Goal of the exercise: Pull each line holding "page" out of the entries below.

Saved data entries
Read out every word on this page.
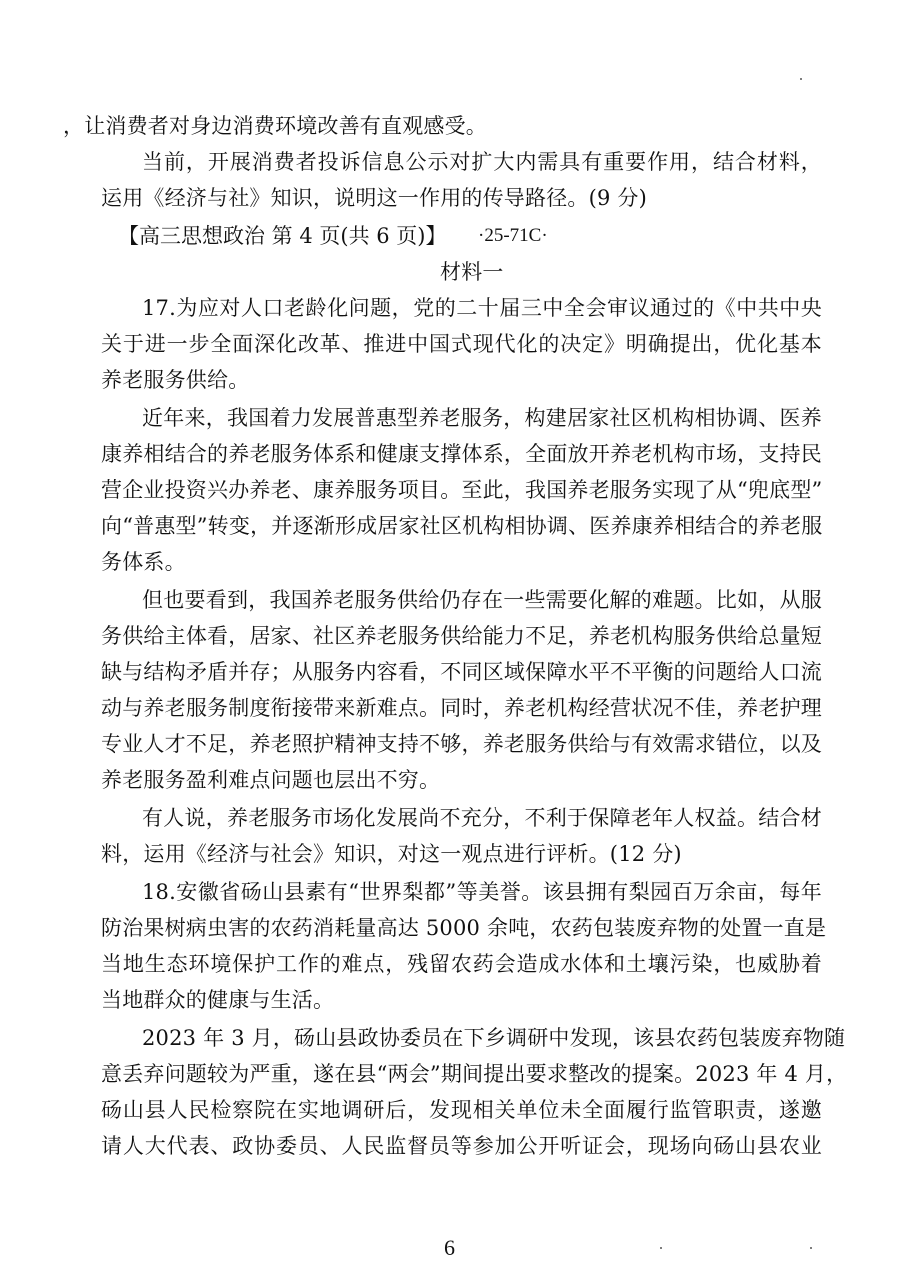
，让消费者对身边消费环境改善有直观感受。
当前，开展消费者投诉信息公示对扩大内需具有重要作用，结合材料，
运用《经济与社》知识，说明这一作用的传导路径。(9 分)
【高三思想政治 第 4 页(共 6 页)】 ·25-71C·
材料一
17.为应对人口老龄化问题，党的二十届三中全会审议通过的《中共中央
关于进一步全面深化改革、推进中国式现代化的决定》明确提出，优化基本
养老服务供给。
近年来，我国着力发展普惠型养老服务，构建居家社区机构相协调、医养
康养相结合的养老服务体系和健康支撑体系，全面放开养老机构市场，支持民
营企业投资兴办养老、康养服务项目。至此，我国养老服务实现了从“兜底型”
向“普惠型”转变，并逐渐形成居家社区机构相协调、医养康养相结合的养老服
务体系。
但也要看到，我国养老服务供给仍存在一些需要化解的难题。比如，从服
务供给主体看，居家、社区养老服务供给能力不足，养老机构服务供给总量短
缺与结构矛盾并存；从服务内容看，不同区域保障水平不平衡的问题给人口流
动与养老服务制度衔接带来新难点。同时，养老机构经营状况不佳，养老护理
专业人才不足，养老照护精神支持不够，养老服务供给与有效需求错位，以及
养老服务盈利难点问题也层出不穷。
有人说，养老服务市场化发展尚不充分，不利于保障老年人权益。结合材
料，运用《经济与社会》知识，对这一观点进行评析。(12 分)
18.安徽省砀山县素有“世界梨都”等美誉。该县拥有梨园百万余亩，每年
防治果树病虫害的农药消耗量高达 5000 余吨，农药包装废弃物的处置一直是
当地生态环境保护工作的难点，残留农药会造成水体和土壤污染，也威胁着
当地群众的健康与生活。
2023 年 3 月，砀山县政协委员在下乡调研中发现，该县农药包装废弃物随
意丢弃问题较为严重，遂在县“两会”期间提出要求整改的提案。2023 年 4 月，
砀山县人民检察院在实地调研后，发现相关单位未全面履行监管职责，遂邀
请人大代表、政协委员、人民监督员等参加公开听证会，现场向砀山县农业
6
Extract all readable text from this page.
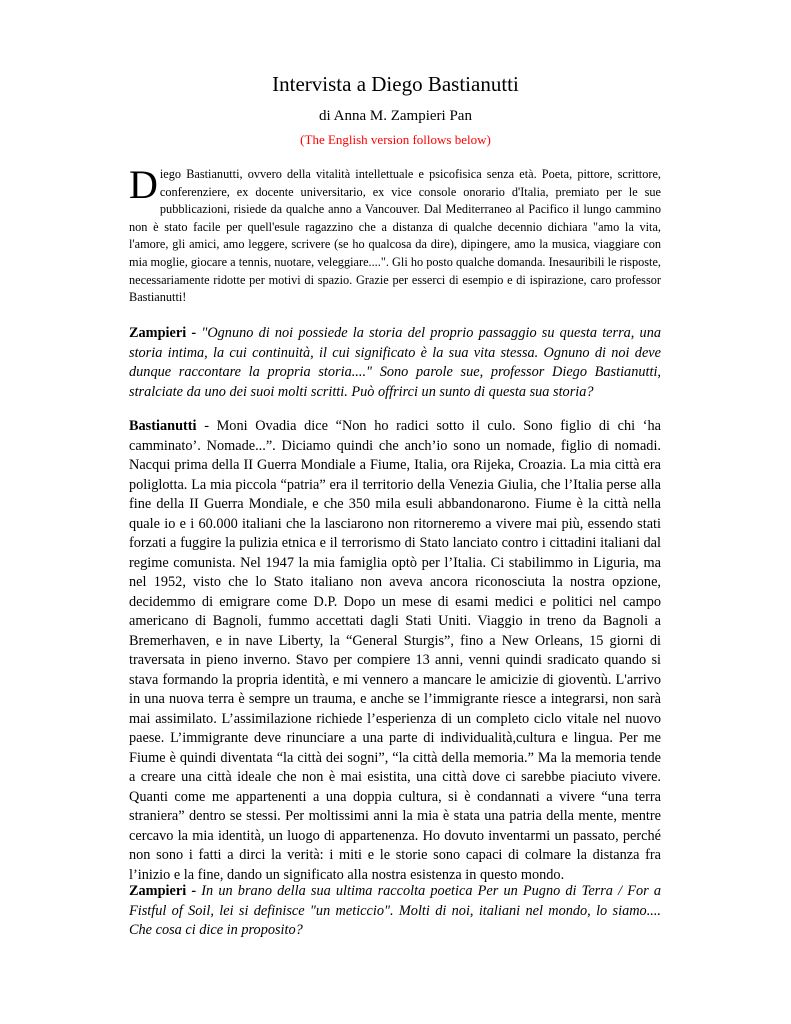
Intervista a Diego Bastianutti
di Anna M. Zampieri Pan
(The English version follows below)
Diego Bastianutti, ovvero della vitalità intellettuale e psicofisica senza età. Poeta, pittore, scrittore, conferenziere, ex docente universitario, ex vice console onorario d'Italia, premiato per le sue pubblicazioni, risiede da qualche anno a Vancouver. Dal Mediterraneo al Pacifico il lungo cammino non è stato facile per quell'esule ragazzino che a distanza di qualche decennio dichiara "amo la vita, l'amore, gli amici, amo leggere, scrivere (se ho qualcosa da dire), dipingere, amo la musica, viaggiare con mia moglie, giocare a tennis, nuotare, veleggiare....". Gli ho posto qualche domanda. Inesauribili le risposte, necessariamente ridotte per motivi di spazio. Grazie per esserci di esempio e di ispirazione, caro professor Bastianutti!
Zampieri - "Ognuno di noi possiede la storia del proprio passaggio su questa terra, una storia intima, la cui continuità, il cui significato è la sua vita stessa. Ognuno di noi deve dunque raccontare la propria storia...." Sono parole sue, professor Diego Bastianutti, stralciate da uno dei suoi molti scritti. Può offrirci un sunto di questa sua storia?
Bastianutti - Moni Ovadia dice “Non ho radici sotto il culo. Sono figlio di chi ‘ha camminato’. Nomade...”. Diciamo quindi che anch’io sono un nomade, figlio di nomadi. Nacqui prima della II Guerra Mondiale a Fiume, Italia, ora Rijeka, Croazia. La mia città era poliglotta. La mia piccola “patria” era il territorio della Venezia Giulia, che l’Italia perse alla fine della II Guerra Mondiale, e che 350 mila esuli abbandonarono. Fiume è la città nella quale io e i 60.000 italiani che la lasciarono non ritorneremo a vivere mai più, essendo stati forzati a fuggire la pulizia etnica e il terrorismo di Stato lanciato contro i cittadini italiani dal regime comunista. Nel 1947 la mia famiglia optò per l’Italia. Ci stabilimmo in Liguria, ma nel 1952, visto che lo Stato italiano non aveva ancora riconosciuta la nostra opzione, decidemmo di emigrare come D.P. Dopo un mese di esami medici e politici nel campo americano di Bagnoli, fummo accettati dagli Stati Uniti. Viaggio in treno da Bagnoli a Bremerhaven, e in nave Liberty, la “General Sturgis”, fino a New Orleans, 15 giorni di traversata in pieno inverno. Stavo per compiere 13 anni, venni quindi sradicato quando si stava formando la propria identità, e mi vennero a mancare le amicizie di gioventù. L'arrivo in una nuova terra è sempre un trauma, e anche se l’immigrante riesce a integrarsi, non sarà mai assimilato. L’assimilazione richiede l’esperienza di un completo ciclo vitale nel nuovo paese. L’immigrante deve rinunciare a una parte di individualità,cultura e lingua. Per me Fiume è quindi diventata “la città dei sogni”, “la città della memoria.” Ma la memoria tende a creare una città ideale che non è mai esistita, una città dove ci sarebbe piaciuto vivere. Quanti come me appartenenti a una doppia cultura, si è condannati a vivere “una terra straniera” dentro se stessi. Per moltissimi anni la mia è stata una patria della mente, mentre cercavo la mia identità, un luogo di appartenenza. Ho dovuto inventarmi un passato, perché non sono i fatti a dirci la verità: i miti e le storie sono capaci di colmare la distanza fra l’inizio e la fine, dando un significato alla nostra esistenza in questo mondo.
Zampieri - In un brano della sua ultima raccolta poetica Per un Pugno di Terra / For a Fistful of Soil, lei si definisce "un meticcio". Molti di noi, italiani nel mondo, lo siamo.... Che cosa ci dice in proposito?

The solution:
Read out every word on this page.
Extract all readable text from this page.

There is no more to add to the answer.